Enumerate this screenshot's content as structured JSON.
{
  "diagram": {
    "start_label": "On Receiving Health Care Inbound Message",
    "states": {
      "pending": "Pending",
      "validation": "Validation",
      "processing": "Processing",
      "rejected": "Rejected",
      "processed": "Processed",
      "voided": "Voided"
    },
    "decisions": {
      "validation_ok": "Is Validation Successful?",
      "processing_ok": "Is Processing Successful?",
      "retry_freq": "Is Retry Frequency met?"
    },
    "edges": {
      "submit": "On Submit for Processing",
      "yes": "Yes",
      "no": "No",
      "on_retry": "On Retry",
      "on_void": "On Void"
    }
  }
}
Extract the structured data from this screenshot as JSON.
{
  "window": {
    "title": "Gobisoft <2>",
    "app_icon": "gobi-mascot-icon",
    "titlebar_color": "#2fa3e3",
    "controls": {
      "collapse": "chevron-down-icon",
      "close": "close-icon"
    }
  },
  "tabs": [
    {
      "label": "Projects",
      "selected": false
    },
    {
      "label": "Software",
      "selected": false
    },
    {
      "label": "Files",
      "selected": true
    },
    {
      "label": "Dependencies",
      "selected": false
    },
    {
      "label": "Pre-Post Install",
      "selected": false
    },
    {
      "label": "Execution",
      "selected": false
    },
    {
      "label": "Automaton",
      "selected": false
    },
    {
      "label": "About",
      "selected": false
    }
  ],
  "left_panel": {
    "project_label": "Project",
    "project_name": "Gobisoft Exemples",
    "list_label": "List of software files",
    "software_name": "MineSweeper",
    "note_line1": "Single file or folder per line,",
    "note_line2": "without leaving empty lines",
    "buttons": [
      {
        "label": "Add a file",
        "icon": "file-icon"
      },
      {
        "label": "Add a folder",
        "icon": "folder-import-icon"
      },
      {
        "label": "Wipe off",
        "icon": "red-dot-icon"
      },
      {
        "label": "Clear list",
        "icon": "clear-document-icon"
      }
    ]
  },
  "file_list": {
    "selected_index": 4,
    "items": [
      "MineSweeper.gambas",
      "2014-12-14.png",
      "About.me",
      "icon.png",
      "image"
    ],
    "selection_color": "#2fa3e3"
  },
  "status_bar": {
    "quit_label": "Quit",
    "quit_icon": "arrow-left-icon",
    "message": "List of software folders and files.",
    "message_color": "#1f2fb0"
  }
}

[Exercise]:
List the lines of the records where "Successful" occurs.

[Solution]:
      "validation_ok": "Is Validation Successful?",
      "processing_ok": "Is Processing Successful?",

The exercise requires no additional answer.